**Given instruction**
Your task is to repeat the entries exactly. Leave the pictures out.

>> Start Raw data

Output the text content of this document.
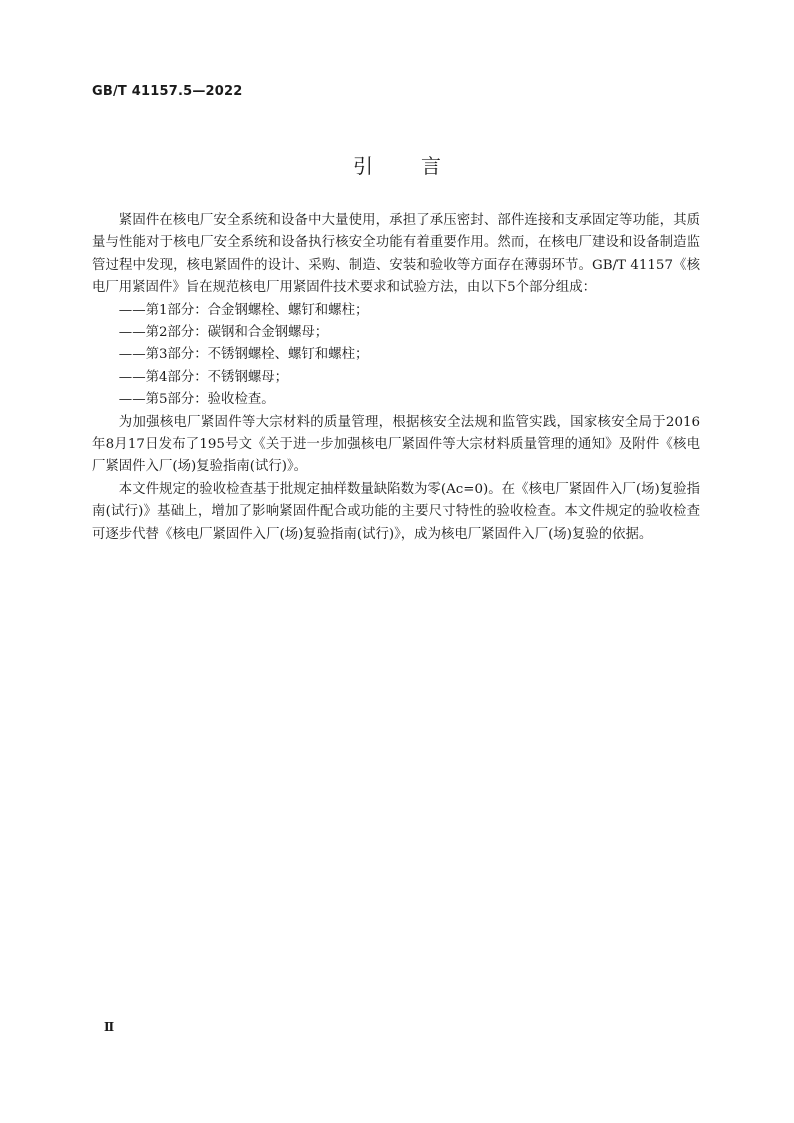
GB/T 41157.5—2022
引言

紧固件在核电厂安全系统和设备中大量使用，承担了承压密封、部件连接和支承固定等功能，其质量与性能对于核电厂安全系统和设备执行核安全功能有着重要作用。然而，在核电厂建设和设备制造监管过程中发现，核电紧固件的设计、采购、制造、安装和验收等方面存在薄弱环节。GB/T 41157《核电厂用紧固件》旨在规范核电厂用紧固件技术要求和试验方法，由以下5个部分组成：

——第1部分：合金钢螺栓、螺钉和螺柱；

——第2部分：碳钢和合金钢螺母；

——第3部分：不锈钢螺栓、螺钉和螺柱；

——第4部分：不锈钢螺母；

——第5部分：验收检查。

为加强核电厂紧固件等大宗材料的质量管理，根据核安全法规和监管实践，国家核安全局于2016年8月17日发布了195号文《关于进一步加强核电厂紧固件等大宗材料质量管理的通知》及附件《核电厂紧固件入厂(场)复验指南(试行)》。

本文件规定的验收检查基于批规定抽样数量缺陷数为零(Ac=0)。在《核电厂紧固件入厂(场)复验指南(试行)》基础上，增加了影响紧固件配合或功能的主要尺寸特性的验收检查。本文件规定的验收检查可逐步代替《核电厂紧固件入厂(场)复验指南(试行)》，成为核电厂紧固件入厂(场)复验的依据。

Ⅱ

>> End Raw data

**Solution to the exercise**
Output the text content of this document.
GB/T 41157.5—2022
引言

紧固件在核电厂安全系统和设备中大量使用，承担了承压密封、部件连接和支承固定等功能，其质量与性能对于核电厂安全系统和设备执行核安全功能有着重要作用。然而，在核电厂建设和设备制造监管过程中发现，核电紧固件的设计、采购、制造、安装和验收等方面存在薄弱环节。GB/T 41157《核电厂用紧固件》旨在规范核电厂用紧固件技术要求和试验方法，由以下5个部分组成：

——第1部分：合金钢螺栓、螺钉和螺柱；

——第2部分：碳钢和合金钢螺母；

——第3部分：不锈钢螺栓、螺钉和螺柱；

——第4部分：不锈钢螺母；

——第5部分：验收检查。

为加强核电厂紧固件等大宗材料的质量管理，根据核安全法规和监管实践，国家核安全局于2016年8月17日发布了195号文《关于进一步加强核电厂紧固件等大宗材料质量管理的通知》及附件《核电厂紧固件入厂(场)复验指南(试行)》。

本文件规定的验收检查基于批规定抽样数量缺陷数为零(Ac=0)。在《核电厂紧固件入厂(场)复验指南(试行)》基础上，增加了影响紧固件配合或功能的主要尺寸特性的验收检查。本文件规定的验收检查可逐步代替《核电厂紧固件入厂(场)复验指南(试行)》，成为核电厂紧固件入厂(场)复验的依据。

Ⅱ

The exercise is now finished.